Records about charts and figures
"""

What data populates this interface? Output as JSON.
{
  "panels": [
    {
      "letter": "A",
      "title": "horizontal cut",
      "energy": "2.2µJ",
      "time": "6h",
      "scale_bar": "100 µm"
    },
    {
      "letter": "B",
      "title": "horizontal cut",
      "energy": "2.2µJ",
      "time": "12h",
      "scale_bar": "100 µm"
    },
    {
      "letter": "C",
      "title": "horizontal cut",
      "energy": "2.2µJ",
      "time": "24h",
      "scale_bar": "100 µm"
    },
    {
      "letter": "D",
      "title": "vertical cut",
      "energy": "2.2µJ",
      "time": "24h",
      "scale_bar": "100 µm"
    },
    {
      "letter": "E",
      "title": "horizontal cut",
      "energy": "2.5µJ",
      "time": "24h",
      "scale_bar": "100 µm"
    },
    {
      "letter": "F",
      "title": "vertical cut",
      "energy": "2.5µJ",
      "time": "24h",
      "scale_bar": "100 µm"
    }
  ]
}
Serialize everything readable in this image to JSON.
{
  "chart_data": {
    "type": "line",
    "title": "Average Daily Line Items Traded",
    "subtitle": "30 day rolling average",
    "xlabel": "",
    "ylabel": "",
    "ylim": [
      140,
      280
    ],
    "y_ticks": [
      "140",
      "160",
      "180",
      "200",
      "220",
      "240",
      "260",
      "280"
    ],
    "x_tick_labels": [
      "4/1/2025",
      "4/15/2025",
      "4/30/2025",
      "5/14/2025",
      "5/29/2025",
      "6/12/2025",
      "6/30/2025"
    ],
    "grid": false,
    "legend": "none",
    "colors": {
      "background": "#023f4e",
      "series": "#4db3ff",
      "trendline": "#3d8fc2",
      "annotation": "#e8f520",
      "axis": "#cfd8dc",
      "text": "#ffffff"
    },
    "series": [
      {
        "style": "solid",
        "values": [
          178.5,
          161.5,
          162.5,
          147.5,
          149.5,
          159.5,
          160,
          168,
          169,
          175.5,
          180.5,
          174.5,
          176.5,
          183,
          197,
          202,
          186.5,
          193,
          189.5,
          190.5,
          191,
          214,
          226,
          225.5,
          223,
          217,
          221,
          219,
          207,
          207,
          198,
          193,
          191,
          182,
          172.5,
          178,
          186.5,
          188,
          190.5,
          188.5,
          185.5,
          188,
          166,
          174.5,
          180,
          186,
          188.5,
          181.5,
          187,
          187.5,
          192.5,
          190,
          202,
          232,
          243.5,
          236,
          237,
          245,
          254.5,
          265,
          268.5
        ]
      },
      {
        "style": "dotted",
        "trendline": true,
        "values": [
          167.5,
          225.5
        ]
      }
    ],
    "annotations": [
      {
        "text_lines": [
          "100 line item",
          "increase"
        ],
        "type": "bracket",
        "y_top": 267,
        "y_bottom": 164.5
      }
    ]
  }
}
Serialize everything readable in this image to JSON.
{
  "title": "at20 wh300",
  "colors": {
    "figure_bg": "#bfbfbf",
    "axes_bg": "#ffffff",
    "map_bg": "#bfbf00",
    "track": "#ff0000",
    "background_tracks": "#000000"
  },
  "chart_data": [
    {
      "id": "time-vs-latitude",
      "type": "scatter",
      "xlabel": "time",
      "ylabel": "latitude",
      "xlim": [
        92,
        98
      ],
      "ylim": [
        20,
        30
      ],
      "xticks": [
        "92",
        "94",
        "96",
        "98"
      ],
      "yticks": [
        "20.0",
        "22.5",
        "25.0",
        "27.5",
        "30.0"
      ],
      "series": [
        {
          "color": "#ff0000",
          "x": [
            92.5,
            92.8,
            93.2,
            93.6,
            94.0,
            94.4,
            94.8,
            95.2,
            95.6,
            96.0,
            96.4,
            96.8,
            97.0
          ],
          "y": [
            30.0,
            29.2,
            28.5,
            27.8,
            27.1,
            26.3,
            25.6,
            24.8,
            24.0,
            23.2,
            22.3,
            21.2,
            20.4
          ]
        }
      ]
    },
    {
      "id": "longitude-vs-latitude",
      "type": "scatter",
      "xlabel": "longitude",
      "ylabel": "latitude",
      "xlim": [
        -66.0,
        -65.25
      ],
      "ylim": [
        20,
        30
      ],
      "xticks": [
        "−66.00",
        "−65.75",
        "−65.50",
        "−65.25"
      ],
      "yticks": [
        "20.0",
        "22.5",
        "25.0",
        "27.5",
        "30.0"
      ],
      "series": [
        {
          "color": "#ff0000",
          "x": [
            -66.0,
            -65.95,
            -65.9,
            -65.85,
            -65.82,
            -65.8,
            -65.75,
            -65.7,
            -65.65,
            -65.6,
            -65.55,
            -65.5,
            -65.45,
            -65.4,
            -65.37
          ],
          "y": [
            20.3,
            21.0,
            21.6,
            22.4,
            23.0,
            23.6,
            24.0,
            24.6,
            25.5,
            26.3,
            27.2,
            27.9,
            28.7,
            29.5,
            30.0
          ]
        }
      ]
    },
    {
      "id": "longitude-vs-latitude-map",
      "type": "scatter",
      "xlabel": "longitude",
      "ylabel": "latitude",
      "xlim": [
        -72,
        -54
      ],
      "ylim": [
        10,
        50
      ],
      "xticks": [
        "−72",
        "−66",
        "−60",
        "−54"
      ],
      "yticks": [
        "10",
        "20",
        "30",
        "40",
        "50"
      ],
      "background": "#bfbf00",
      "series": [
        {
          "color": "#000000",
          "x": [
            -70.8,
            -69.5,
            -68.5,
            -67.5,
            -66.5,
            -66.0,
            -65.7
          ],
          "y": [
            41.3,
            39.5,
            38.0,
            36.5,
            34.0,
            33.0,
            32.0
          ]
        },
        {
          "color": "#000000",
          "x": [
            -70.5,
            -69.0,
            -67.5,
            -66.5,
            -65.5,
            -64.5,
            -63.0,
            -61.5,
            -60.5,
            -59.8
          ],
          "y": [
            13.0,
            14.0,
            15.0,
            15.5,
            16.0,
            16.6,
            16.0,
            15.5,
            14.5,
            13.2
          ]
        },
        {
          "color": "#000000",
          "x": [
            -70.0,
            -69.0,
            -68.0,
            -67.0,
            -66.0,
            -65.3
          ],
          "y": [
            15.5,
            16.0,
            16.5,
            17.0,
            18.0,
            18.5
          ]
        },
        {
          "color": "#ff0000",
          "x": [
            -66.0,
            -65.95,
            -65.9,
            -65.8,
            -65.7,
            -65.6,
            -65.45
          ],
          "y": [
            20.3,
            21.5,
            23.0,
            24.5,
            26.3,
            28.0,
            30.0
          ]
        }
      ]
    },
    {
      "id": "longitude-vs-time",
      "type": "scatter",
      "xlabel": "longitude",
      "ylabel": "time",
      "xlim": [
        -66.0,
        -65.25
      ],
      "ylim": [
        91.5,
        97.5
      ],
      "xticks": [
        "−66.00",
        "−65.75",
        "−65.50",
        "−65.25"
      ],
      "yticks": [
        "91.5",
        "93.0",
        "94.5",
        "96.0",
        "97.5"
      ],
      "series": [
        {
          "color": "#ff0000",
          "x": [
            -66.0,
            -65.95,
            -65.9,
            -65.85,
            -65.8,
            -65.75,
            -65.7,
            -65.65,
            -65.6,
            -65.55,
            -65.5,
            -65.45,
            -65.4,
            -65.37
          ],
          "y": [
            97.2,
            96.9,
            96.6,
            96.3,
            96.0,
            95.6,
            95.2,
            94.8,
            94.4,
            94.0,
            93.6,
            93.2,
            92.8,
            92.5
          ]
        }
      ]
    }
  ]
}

"""

▶ _WORK TO COMPLETE_:
Type the whole listing again, unaltered.

▶ _TASK OUTPUT_:
What data populates this interface? Output as JSON.
{
  "panels": [
    {
      "letter": "A",
      "title": "horizontal cut",
      "energy": "2.2µJ",
      "time": "6h",
      "scale_bar": "100 µm"
    },
    {
      "letter": "B",
      "title": "horizontal cut",
      "energy": "2.2µJ",
      "time": "12h",
      "scale_bar": "100 µm"
    },
    {
      "letter": "C",
      "title": "horizontal cut",
      "energy": "2.2µJ",
      "time": "24h",
      "scale_bar": "100 µm"
    },
    {
      "letter": "D",
      "title": "vertical cut",
      "energy": "2.2µJ",
      "time": "24h",
      "scale_bar": "100 µm"
    },
    {
      "letter": "E",
      "title": "horizontal cut",
      "energy": "2.5µJ",
      "time": "24h",
      "scale_bar": "100 µm"
    },
    {
      "letter": "F",
      "title": "vertical cut",
      "energy": "2.5µJ",
      "time": "24h",
      "scale_bar": "100 µm"
    }
  ]
}
Serialize everything readable in this image to JSON.
{
  "chart_data": {
    "type": "line",
    "title": "Average Daily Line Items Traded",
    "subtitle": "30 day rolling average",
    "xlabel": "",
    "ylabel": "",
    "ylim": [
      140,
      280
    ],
    "y_ticks": [
      "140",
      "160",
      "180",
      "200",
      "220",
      "240",
      "260",
      "280"
    ],
    "x_tick_labels": [
      "4/1/2025",
      "4/15/2025",
      "4/30/2025",
      "5/14/2025",
      "5/29/2025",
      "6/12/2025",
      "6/30/2025"
    ],
    "grid": false,
    "legend": "none",
    "colors": {
      "background": "#023f4e",
      "series": "#4db3ff",
      "trendline": "#3d8fc2",
      "annotation": "#e8f520",
      "axis": "#cfd8dc",
      "text": "#ffffff"
    },
    "series": [
      {
        "style": "solid",
        "values": [
          178.5,
          161.5,
          162.5,
          147.5,
          149.5,
          159.5,
          160,
          168,
          169,
          175.5,
          180.5,
          174.5,
          176.5,
          183,
          197,
          202,
          186.5,
          193,
          189.5,
          190.5,
          191,
          214,
          226,
          225.5,
          223,
          217,
          221,
          219,
          207,
          207,
          198,
          193,
          191,
          182,
          172.5,
          178,
          186.5,
          188,
          190.5,
          188.5,
          185.5,
          188,
          166,
          174.5,
          180,
          186,
          188.5,
          181.5,
          187,
          187.5,
          192.5,
          190,
          202,
          232,
          243.5,
          236,
          237,
          245,
          254.5,
          265,
          268.5
        ]
      },
      {
        "style": "dotted",
        "trendline": true,
        "values": [
          167.5,
          225.5
        ]
      }
    ],
    "annotations": [
      {
        "text_lines": [
          "100 line item",
          "increase"
        ],
        "type": "bracket",
        "y_top": 267,
        "y_bottom": 164.5
      }
    ]
  }
}
Serialize everything readable in this image to JSON.
{
  "title": "at20 wh300",
  "colors": {
    "figure_bg": "#bfbfbf",
    "axes_bg": "#ffffff",
    "map_bg": "#bfbf00",
    "track": "#ff0000",
    "background_tracks": "#000000"
  },
  "chart_data": [
    {
      "id": "time-vs-latitude",
      "type": "scatter",
      "xlabel": "time",
      "ylabel": "latitude",
      "xlim": [
        92,
        98
      ],
      "ylim": [
        20,
        30
      ],
      "xticks": [
        "92",
        "94",
        "96",
        "98"
      ],
      "yticks": [
        "20.0",
        "22.5",
        "25.0",
        "27.5",
        "30.0"
      ],
      "series": [
        {
          "color": "#ff0000",
          "x": [
            92.5,
            92.8,
            93.2,
            93.6,
            94.0,
            94.4,
            94.8,
            95.2,
            95.6,
            96.0,
            96.4,
            96.8,
            97.0
          ],
          "y": [
            30.0,
            29.2,
            28.5,
            27.8,
            27.1,
            26.3,
            25.6,
            24.8,
            24.0,
            23.2,
            22.3,
            21.2,
            20.4
          ]
        }
      ]
    },
    {
      "id": "longitude-vs-latitude",
      "type": "scatter",
      "xlabel": "longitude",
      "ylabel": "latitude",
      "xlim": [
        -66.0,
        -65.25
      ],
      "ylim": [
        20,
        30
      ],
      "xticks": [
        "−66.00",
        "−65.75",
        "−65.50",
        "−65.25"
      ],
      "yticks": [
        "20.0",
        "22.5",
        "25.0",
        "27.5",
        "30.0"
      ],
      "series": [
        {
          "color": "#ff0000",
          "x": [
            -66.0,
            -65.95,
            -65.9,
            -65.85,
            -65.82,
            -65.8,
            -65.75,
            -65.7,
            -65.65,
            -65.6,
            -65.55,
            -65.5,
            -65.45,
            -65.4,
            -65.37
          ],
          "y": [
            20.3,
            21.0,
            21.6,
            22.4,
            23.0,
            23.6,
            24.0,
            24.6,
            25.5,
            26.3,
            27.2,
            27.9,
            28.7,
            29.5,
            30.0
          ]
        }
      ]
    },
    {
      "id": "longitude-vs-latitude-map",
      "type": "scatter",
      "xlabel": "longitude",
      "ylabel": "latitude",
      "xlim": [
        -72,
        -54
      ],
      "ylim": [
        10,
        50
      ],
      "xticks": [
        "−72",
        "−66",
        "−60",
        "−54"
      ],
      "yticks": [
        "10",
        "20",
        "30",
        "40",
        "50"
      ],
      "background": "#bfbf00",
      "series": [
        {
          "color": "#000000",
          "x": [
            -70.8,
            -69.5,
            -68.5,
            -67.5,
            -66.5,
            -66.0,
            -65.7
          ],
          "y": [
            41.3,
            39.5,
            38.0,
            36.5,
            34.0,
            33.0,
            32.0
          ]
        },
        {
          "color": "#000000",
          "x": [
            -70.5,
            -69.0,
            -67.5,
            -66.5,
            -65.5,
            -64.5,
            -63.0,
            -61.5,
            -60.5,
            -59.8
          ],
          "y": [
            13.0,
            14.0,
            15.0,
            15.5,
            16.0,
            16.6,
            16.0,
            15.5,
            14.5,
            13.2
          ]
        },
        {
          "color": "#000000",
          "x": [
            -70.0,
            -69.0,
            -68.0,
            -67.0,
            -66.0,
            -65.3
          ],
          "y": [
            15.5,
            16.0,
            16.5,
            17.0,
            18.0,
            18.5
          ]
        },
        {
          "color": "#ff0000",
          "x": [
            -66.0,
            -65.95,
            -65.9,
            -65.8,
            -65.7,
            -65.6,
            -65.45
          ],
          "y": [
            20.3,
            21.5,
            23.0,
            24.5,
            26.3,
            28.0,
            30.0
          ]
        }
      ]
    },
    {
      "id": "longitude-vs-time",
      "type": "scatter",
      "xlabel": "longitude",
      "ylabel": "time",
      "xlim": [
        -66.0,
        -65.25
      ],
      "ylim": [
        91.5,
        97.5
      ],
      "xticks": [
        "−66.00",
        "−65.75",
        "−65.50",
        "−65.25"
      ],
      "yticks": [
        "91.5",
        "93.0",
        "94.5",
        "96.0",
        "97.5"
      ],
      "series": [
        {
          "color": "#ff0000",
          "x": [
            -66.0,
            -65.95,
            -65.9,
            -65.85,
            -65.8,
            -65.75,
            -65.7,
            -65.65,
            -65.6,
            -65.55,
            -65.5,
            -65.45,
            -65.4,
            -65.37
          ],
          "y": [
            97.2,
            96.9,
            96.6,
            96.3,
            96.0,
            95.6,
            95.2,
            94.8,
            94.4,
            94.0,
            93.6,
            93.2,
            92.8,
            92.5
          ]
        }
      ]
    }
  ]
}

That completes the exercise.